→ **WHAT THE TASK REQUIRES**
Quote the whole listing verbatim.
PROVIDED RECORDS start
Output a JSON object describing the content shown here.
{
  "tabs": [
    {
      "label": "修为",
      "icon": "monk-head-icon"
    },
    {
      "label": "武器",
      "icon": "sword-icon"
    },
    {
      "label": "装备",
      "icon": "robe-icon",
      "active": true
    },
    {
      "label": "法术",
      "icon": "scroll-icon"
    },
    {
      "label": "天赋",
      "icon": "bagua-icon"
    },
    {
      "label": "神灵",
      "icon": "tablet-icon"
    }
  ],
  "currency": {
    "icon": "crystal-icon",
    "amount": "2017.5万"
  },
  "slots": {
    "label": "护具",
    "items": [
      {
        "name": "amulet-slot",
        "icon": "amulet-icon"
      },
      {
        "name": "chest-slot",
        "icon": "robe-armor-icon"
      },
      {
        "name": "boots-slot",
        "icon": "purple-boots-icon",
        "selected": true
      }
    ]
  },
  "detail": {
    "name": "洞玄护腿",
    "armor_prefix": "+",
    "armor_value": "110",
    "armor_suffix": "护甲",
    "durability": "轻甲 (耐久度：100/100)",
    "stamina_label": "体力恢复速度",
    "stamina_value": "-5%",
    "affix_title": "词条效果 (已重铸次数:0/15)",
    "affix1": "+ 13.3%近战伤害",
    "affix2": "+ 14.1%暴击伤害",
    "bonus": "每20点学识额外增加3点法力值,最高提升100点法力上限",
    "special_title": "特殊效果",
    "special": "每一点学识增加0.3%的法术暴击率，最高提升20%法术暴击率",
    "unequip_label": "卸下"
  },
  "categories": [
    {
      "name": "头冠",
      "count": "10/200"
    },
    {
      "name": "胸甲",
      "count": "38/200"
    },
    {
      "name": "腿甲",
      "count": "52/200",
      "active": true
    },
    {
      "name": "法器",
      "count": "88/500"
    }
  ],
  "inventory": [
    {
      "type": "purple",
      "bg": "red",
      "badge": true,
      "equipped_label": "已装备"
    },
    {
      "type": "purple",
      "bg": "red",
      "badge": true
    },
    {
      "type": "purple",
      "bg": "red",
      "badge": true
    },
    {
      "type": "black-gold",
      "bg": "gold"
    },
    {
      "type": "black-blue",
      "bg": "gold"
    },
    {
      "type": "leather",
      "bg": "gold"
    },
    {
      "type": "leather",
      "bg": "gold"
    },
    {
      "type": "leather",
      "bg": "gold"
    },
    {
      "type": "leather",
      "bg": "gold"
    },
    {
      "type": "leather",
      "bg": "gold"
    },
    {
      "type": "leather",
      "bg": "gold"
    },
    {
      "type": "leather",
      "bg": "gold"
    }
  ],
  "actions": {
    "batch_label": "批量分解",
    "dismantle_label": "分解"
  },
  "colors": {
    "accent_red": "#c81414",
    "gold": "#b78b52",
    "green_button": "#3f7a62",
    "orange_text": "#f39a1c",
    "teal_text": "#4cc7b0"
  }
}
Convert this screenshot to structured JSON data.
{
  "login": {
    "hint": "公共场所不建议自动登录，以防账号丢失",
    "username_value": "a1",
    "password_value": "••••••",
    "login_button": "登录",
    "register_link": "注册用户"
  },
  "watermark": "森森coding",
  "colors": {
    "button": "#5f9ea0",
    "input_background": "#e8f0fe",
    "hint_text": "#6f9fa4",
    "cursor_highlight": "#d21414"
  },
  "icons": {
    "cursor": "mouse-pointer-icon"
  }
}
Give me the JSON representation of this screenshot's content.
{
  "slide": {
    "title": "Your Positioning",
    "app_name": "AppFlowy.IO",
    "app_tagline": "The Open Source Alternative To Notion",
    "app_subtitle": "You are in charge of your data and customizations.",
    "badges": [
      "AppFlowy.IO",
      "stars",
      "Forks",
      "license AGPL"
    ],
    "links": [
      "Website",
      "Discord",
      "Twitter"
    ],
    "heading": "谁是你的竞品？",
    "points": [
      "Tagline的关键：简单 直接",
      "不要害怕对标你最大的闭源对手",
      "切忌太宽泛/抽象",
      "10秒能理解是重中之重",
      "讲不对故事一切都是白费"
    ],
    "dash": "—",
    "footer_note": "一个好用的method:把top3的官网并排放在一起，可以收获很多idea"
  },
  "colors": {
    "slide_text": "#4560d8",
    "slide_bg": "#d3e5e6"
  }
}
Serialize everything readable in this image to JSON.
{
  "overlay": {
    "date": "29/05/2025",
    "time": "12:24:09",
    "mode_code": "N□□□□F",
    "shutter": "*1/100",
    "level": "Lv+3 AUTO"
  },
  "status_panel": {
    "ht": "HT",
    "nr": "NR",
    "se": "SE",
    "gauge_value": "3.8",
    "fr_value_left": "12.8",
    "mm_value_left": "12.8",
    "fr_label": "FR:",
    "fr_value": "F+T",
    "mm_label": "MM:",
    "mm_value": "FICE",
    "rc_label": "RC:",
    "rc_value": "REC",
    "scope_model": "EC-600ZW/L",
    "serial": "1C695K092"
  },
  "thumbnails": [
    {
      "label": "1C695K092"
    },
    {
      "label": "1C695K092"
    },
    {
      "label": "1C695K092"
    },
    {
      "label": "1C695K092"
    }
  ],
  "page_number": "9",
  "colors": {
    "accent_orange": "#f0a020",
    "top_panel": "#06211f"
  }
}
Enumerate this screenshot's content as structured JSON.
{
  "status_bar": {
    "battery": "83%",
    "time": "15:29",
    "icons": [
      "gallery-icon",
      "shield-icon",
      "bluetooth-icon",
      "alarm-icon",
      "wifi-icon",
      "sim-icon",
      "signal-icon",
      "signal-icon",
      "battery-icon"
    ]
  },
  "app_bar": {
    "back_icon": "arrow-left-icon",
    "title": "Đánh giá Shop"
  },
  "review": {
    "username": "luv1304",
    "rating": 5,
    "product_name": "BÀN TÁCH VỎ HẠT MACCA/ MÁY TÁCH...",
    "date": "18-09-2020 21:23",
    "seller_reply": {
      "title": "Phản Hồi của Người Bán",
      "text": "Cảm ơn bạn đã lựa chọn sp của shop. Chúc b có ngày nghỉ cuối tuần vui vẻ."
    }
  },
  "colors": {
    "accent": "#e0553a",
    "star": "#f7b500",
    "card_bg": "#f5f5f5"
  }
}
PROVIDED RECORDS end
→ **CORRECT RESPONSE**
Output a JSON object describing the content shown here.
{
  "tabs": [
    {
      "label": "修为",
      "icon": "monk-head-icon"
    },
    {
      "label": "武器",
      "icon": "sword-icon"
    },
    {
      "label": "装备",
      "icon": "robe-icon",
      "active": true
    },
    {
      "label": "法术",
      "icon": "scroll-icon"
    },
    {
      "label": "天赋",
      "icon": "bagua-icon"
    },
    {
      "label": "神灵",
      "icon": "tablet-icon"
    }
  ],
  "currency": {
    "icon": "crystal-icon",
    "amount": "2017.5万"
  },
  "slots": {
    "label": "护具",
    "items": [
      {
        "name": "amulet-slot",
        "icon": "amulet-icon"
      },
      {
        "name": "chest-slot",
        "icon": "robe-armor-icon"
      },
      {
        "name": "boots-slot",
        "icon": "purple-boots-icon",
        "selected": true
      }
    ]
  },
  "detail": {
    "name": "洞玄护腿",
    "armor_prefix": "+",
    "armor_value": "110",
    "armor_suffix": "护甲",
    "durability": "轻甲 (耐久度：100/100)",
    "stamina_label": "体力恢复速度",
    "stamina_value": "-5%",
    "affix_title": "词条效果 (已重铸次数:0/15)",
    "affix1": "+ 13.3%近战伤害",
    "affix2": "+ 14.1%暴击伤害",
    "bonus": "每20点学识额外增加3点法力值,最高提升100点法力上限",
    "special_title": "特殊效果",
    "special": "每一点学识增加0.3%的法术暴击率，最高提升20%法术暴击率",
    "unequip_label": "卸下"
  },
  "categories": [
    {
      "name": "头冠",
      "count": "10/200"
    },
    {
      "name": "胸甲",
      "count": "38/200"
    },
    {
      "name": "腿甲",
      "count": "52/200",
      "active": true
    },
    {
      "name": "法器",
      "count": "88/500"
    }
  ],
  "inventory": [
    {
      "type": "purple",
      "bg": "red",
      "badge": true,
      "equipped_label": "已装备"
    },
    {
      "type": "purple",
      "bg": "red",
      "badge": true
    },
    {
      "type": "purple",
      "bg": "red",
      "badge": true
    },
    {
      "type": "black-gold",
      "bg": "gold"
    },
    {
      "type": "black-blue",
      "bg": "gold"
    },
    {
      "type": "leather",
      "bg": "gold"
    },
    {
      "type": "leather",
      "bg": "gold"
    },
    {
      "type": "leather",
      "bg": "gold"
    },
    {
      "type": "leather",
      "bg": "gold"
    },
    {
      "type": "leather",
      "bg": "gold"
    },
    {
      "type": "leather",
      "bg": "gold"
    },
    {
      "type": "leather",
      "bg": "gold"
    }
  ],
  "actions": {
    "batch_label": "批量分解",
    "dismantle_label": "分解"
  },
  "colors": {
    "accent_red": "#c81414",
    "gold": "#b78b52",
    "green_button": "#3f7a62",
    "orange_text": "#f39a1c",
    "teal_text": "#4cc7b0"
  }
}
Convert this screenshot to structured JSON data.
{
  "login": {
    "hint": "公共场所不建议自动登录，以防账号丢失",
    "username_value": "a1",
    "password_value": "••••••",
    "login_button": "登录",
    "register_link": "注册用户"
  },
  "watermark": "森森coding",
  "colors": {
    "button": "#5f9ea0",
    "input_background": "#e8f0fe",
    "hint_text": "#6f9fa4",
    "cursor_highlight": "#d21414"
  },
  "icons": {
    "cursor": "mouse-pointer-icon"
  }
}
Give me the JSON representation of this screenshot's content.
{
  "slide": {
    "title": "Your Positioning",
    "app_name": "AppFlowy.IO",
    "app_tagline": "The Open Source Alternative To Notion",
    "app_subtitle": "You are in charge of your data and customizations.",
    "badges": [
      "AppFlowy.IO",
      "stars",
      "Forks",
      "license AGPL"
    ],
    "links": [
      "Website",
      "Discord",
      "Twitter"
    ],
    "heading": "谁是你的竞品？",
    "points": [
      "Tagline的关键：简单 直接",
      "不要害怕对标你最大的闭源对手",
      "切忌太宽泛/抽象",
      "10秒能理解是重中之重",
      "讲不对故事一切都是白费"
    ],
    "dash": "—",
    "footer_note": "一个好用的method:把top3的官网并排放在一起，可以收获很多idea"
  },
  "colors": {
    "slide_text": "#4560d8",
    "slide_bg": "#d3e5e6"
  }
}
Serialize everything readable in this image to JSON.
{
  "overlay": {
    "date": "29/05/2025",
    "time": "12:24:09",
    "mode_code": "N□□□□F",
    "shutter": "*1/100",
    "level": "Lv+3 AUTO"
  },
  "status_panel": {
    "ht": "HT",
    "nr": "NR",
    "se": "SE",
    "gauge_value": "3.8",
    "fr_value_left": "12.8",
    "mm_value_left": "12.8",
    "fr_label": "FR:",
    "fr_value": "F+T",
    "mm_label": "MM:",
    "mm_value": "FICE",
    "rc_label": "RC:",
    "rc_value": "REC",
    "scope_model": "EC-600ZW/L",
    "serial": "1C695K092"
  },
  "thumbnails": [
    {
      "label": "1C695K092"
    },
    {
      "label": "1C695K092"
    },
    {
      "label": "1C695K092"
    },
    {
      "label": "1C695K092"
    }
  ],
  "page_number": "9",
  "colors": {
    "accent_orange": "#f0a020",
    "top_panel": "#06211f"
  }
}
Enumerate this screenshot's content as structured JSON.
{
  "status_bar": {
    "battery": "83%",
    "time": "15:29",
    "icons": [
      "gallery-icon",
      "shield-icon",
      "bluetooth-icon",
      "alarm-icon",
      "wifi-icon",
      "sim-icon",
      "signal-icon",
      "signal-icon",
      "battery-icon"
    ]
  },
  "app_bar": {
    "back_icon": "arrow-left-icon",
    "title": "Đánh giá Shop"
  },
  "review": {
    "username": "luv1304",
    "rating": 5,
    "product_name": "BÀN TÁCH VỎ HẠT MACCA/ MÁY TÁCH...",
    "date": "18-09-2020 21:23",
    "seller_reply": {
      "title": "Phản Hồi của Người Bán",
      "text": "Cảm ơn bạn đã lựa chọn sp của shop. Chúc b có ngày nghỉ cuối tuần vui vẻ."
    }
  },
  "colors": {
    "accent": "#e0553a",
    "star": "#f7b500",
    "card_bg": "#f5f5f5"
  }
}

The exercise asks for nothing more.